I finished each of the remaining days of the blog before posting this. Everything is 100% done, formatted, and ready to publish. I'm going to post once a day for the next three days. I sincerely hope you enjoy the blog, regardless of how long it took me to complete it.
When I awoke the next morning, my first impulse was to panic. I had slept until nearly noon, and I was supposed to meet PanoRaMa in Tokyo in just a few hours. I sprinted to the bathroom, reeking of sake, and tried to brush the cheap booze and dehydrated morning breath from my teeth. I showered, hurled dirty clothes and books into my backpack, and trudged towards the train station. Having no cell phone, I couldn't just call Kevin and tell him I was going to be a few minutes late. I needed to get my ass on the road.
Thanks to the Nozomi Super Express (nozomi, ironically enough, means "hope" or "wish" in Japanese), I arrived in Tokyo with fifteen minutes to spare. I raced out of the train station, hopped in a taxi, and asked the driver to take me to the statue of Hachikō at Shibuya Station. Hachikō was a dog who, at the end of every work day, greeted his master at Shibuya Station. His master, a professor, commuted to campus. One day, the professor suffered a fatal stroke and never returned home from work. Hachikō returned to Shibuya Station to wait for his master every evening for ten years. This degree of loyalty was not lost on the Japanese, who erected a statue in Hachikō's honor shortly before his death.
Just outside the station in Tokyo.
25 minutes later, having traveled a distance of 4.7 miles at an average speed of 11 miles per hour, I arrived at Shibuya Station. The ride was more enjoyable than it sounds. Although we spent the majority of our time together at a full stop, the taxi driver knew a bit of English and pointed out various landmarks to me. "Emperor," he said, pointing to the palace with pride. "Emperor." I nodded fervently, wanting to appear appreciative. The ride became less enjoyable when I had to pay the driver $50 for his services. I made a mental note to stick to the subway in the future.
Kevin, being of Taiwanese descent, had instructed me to "look for [his] friend, Joe, the black guy." And indeed, I would have had a hard time picking Kevin out of the sea of Japanese. Joe, with his bright yellow shirt, was easier to spot. "How have you been getting around without knowing any Japanese?" Joe asked.
"It hasn't been a big deal," I said. "I just smile and try to look helpless."
"Yeah," Kevin said, "it must be a little easier for you, because you're white. People speak Japanese to me and then look at me like I'm retarded when I can't say anything back. No one expects anything out of you."
"Exactly!" I laughed.
Wow.
Tokyo is entertainment. Neon lights, pachinko parlors, arcades, shopping, bars, restaurants -- as long as you have money in your pocket, there is no excuse for being bored. The city has a phenomenal energy, a palpable pulse that stems from 12 million people sharing 800 square miles of earth. After a brief stop at an arcade, Kevin told me that we were going to Sunshine City. "Is that an open-air mall or something?" I asked.

[SUPPLIED INFORMATION]:
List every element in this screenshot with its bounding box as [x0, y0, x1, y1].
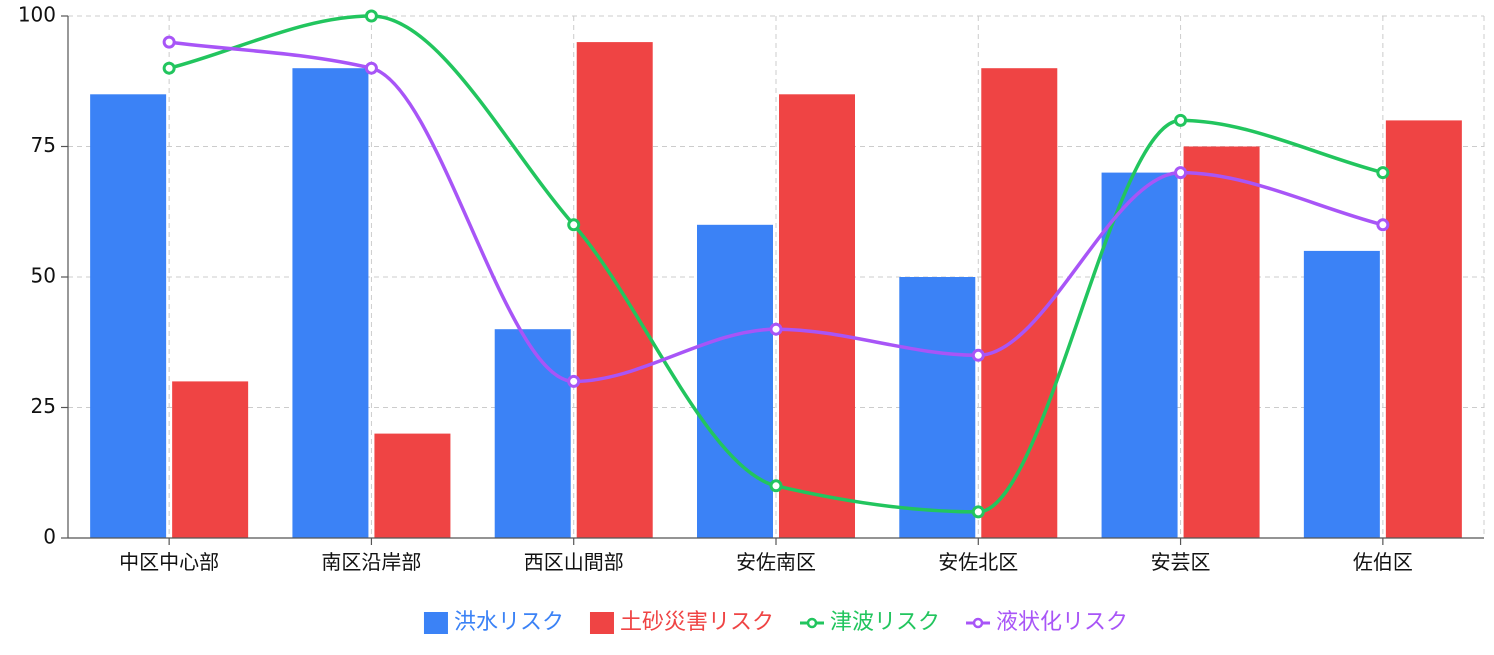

[TASKS AND EXERCISES]:
**A)** The travel blog names the forms of entertainment that Tokyo offers. List all of them.
**B)** According to the travel blog, for how many years did Hachikō go back to Shibuya Station to wait for his master?

[RESULTS OF THE EXERCISE]:
**A)** Neon lights, pachinko parlors, arcades, shopping, bars, restaurants

**B)** Ten years